[Figure collection entries]
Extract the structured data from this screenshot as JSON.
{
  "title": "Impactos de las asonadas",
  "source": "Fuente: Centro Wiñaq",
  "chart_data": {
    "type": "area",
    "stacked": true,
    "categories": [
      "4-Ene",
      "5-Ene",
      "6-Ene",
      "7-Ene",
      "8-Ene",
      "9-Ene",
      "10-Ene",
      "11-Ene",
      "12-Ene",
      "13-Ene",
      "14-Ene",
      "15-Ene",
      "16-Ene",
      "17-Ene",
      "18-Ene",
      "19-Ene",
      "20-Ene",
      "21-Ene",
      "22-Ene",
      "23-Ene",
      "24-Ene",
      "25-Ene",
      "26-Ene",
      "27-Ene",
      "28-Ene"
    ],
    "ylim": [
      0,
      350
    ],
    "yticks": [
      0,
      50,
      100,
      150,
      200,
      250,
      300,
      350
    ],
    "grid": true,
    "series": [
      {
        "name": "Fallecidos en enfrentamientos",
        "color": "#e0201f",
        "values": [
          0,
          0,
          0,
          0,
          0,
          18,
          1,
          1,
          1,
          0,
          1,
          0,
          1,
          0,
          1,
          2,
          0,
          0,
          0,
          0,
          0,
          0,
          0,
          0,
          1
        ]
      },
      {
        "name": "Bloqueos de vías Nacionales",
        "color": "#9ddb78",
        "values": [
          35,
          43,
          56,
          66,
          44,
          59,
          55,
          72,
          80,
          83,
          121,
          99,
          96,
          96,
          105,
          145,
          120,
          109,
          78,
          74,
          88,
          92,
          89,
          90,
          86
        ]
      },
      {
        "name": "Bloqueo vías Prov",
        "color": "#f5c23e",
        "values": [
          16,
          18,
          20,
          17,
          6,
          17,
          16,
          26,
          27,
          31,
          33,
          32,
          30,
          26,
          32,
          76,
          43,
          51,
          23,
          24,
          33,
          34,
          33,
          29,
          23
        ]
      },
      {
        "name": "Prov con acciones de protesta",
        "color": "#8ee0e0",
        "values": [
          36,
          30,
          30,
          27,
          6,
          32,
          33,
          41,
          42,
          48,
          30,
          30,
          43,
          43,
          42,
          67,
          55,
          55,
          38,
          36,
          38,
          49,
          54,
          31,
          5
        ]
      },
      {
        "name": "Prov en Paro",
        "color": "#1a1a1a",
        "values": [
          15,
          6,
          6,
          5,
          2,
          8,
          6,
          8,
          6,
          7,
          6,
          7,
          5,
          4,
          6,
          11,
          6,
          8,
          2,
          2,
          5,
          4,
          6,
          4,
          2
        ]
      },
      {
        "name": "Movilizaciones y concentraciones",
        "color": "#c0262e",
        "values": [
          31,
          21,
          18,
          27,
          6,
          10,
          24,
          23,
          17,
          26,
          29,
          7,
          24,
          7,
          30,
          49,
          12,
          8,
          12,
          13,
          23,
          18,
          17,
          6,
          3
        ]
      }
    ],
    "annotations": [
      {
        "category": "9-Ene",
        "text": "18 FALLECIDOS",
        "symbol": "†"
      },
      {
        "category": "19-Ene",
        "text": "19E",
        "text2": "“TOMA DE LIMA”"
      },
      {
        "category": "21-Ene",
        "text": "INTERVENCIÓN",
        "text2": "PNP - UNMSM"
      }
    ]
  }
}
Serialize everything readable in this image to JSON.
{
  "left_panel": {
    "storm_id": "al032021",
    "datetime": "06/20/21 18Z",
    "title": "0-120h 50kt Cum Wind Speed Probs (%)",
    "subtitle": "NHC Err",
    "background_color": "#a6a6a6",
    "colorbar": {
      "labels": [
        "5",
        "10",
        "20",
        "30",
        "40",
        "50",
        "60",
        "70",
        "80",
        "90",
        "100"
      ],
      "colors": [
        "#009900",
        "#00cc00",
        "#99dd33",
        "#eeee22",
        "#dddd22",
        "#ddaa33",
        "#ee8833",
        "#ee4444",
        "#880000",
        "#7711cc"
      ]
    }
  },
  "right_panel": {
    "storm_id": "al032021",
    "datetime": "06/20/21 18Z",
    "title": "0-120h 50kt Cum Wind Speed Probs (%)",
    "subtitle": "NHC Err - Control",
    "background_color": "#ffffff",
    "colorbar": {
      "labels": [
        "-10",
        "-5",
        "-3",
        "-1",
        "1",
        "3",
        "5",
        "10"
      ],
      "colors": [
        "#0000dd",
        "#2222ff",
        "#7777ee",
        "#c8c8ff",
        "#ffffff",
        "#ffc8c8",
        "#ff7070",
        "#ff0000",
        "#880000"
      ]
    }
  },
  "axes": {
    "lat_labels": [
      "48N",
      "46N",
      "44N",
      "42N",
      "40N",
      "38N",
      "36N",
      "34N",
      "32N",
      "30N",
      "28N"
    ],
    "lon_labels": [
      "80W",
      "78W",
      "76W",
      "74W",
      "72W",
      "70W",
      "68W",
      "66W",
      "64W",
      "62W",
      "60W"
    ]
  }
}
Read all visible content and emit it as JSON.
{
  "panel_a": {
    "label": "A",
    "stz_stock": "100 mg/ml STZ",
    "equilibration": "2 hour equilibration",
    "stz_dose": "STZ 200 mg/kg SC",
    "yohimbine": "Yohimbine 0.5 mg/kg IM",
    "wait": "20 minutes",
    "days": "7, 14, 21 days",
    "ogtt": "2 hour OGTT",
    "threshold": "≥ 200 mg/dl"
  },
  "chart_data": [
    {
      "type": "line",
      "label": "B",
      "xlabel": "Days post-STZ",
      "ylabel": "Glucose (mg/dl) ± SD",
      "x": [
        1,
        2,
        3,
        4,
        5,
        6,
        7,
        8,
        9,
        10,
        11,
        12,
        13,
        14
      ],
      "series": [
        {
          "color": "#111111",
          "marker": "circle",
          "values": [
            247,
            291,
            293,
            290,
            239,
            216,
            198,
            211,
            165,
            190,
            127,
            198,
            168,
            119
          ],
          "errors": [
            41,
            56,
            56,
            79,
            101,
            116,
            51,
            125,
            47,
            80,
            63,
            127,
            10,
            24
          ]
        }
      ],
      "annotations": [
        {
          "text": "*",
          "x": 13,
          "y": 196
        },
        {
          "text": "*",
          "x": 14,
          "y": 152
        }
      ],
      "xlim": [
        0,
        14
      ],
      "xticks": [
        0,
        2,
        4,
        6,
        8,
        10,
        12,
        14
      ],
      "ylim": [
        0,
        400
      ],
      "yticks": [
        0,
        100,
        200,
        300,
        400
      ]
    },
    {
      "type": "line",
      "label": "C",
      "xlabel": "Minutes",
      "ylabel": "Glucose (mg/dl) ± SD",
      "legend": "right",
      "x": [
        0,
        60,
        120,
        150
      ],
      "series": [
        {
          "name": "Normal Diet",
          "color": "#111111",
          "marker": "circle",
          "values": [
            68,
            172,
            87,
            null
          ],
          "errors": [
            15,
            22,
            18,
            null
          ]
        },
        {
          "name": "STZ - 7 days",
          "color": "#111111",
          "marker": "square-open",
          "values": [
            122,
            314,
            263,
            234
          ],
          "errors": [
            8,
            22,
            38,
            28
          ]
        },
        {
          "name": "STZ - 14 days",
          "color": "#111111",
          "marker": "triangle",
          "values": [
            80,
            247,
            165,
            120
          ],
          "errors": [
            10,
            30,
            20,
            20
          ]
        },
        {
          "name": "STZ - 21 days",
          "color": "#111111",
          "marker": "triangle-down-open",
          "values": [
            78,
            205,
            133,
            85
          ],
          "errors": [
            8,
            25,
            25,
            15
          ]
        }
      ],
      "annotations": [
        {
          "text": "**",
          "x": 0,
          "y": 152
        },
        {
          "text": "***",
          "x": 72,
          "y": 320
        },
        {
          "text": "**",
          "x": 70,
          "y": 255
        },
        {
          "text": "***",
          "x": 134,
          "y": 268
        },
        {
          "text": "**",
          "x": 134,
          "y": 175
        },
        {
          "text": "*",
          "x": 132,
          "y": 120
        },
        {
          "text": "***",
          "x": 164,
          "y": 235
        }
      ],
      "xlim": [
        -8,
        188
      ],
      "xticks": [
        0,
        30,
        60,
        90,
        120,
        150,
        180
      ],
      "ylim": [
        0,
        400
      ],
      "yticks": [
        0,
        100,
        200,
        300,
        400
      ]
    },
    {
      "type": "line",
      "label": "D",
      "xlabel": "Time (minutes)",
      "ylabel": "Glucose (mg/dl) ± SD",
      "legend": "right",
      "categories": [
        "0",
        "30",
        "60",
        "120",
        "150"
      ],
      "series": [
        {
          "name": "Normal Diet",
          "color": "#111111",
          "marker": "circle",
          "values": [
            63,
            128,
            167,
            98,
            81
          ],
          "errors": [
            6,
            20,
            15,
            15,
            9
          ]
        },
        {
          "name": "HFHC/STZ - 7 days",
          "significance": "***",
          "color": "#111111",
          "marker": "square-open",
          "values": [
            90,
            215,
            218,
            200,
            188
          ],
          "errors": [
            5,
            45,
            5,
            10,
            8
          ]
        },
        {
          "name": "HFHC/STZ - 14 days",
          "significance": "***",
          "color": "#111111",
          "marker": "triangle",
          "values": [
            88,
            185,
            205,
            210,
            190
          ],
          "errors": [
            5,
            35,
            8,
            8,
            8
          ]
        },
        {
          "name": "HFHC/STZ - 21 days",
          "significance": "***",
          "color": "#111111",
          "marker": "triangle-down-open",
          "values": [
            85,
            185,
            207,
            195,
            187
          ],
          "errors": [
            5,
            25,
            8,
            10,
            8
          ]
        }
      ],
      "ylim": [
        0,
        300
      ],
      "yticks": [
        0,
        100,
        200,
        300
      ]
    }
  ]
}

§ STATED TASK: Reply with nothing but the number of lines that contain the word "category".

§ RESPONSE TO THE EXERCISE: 3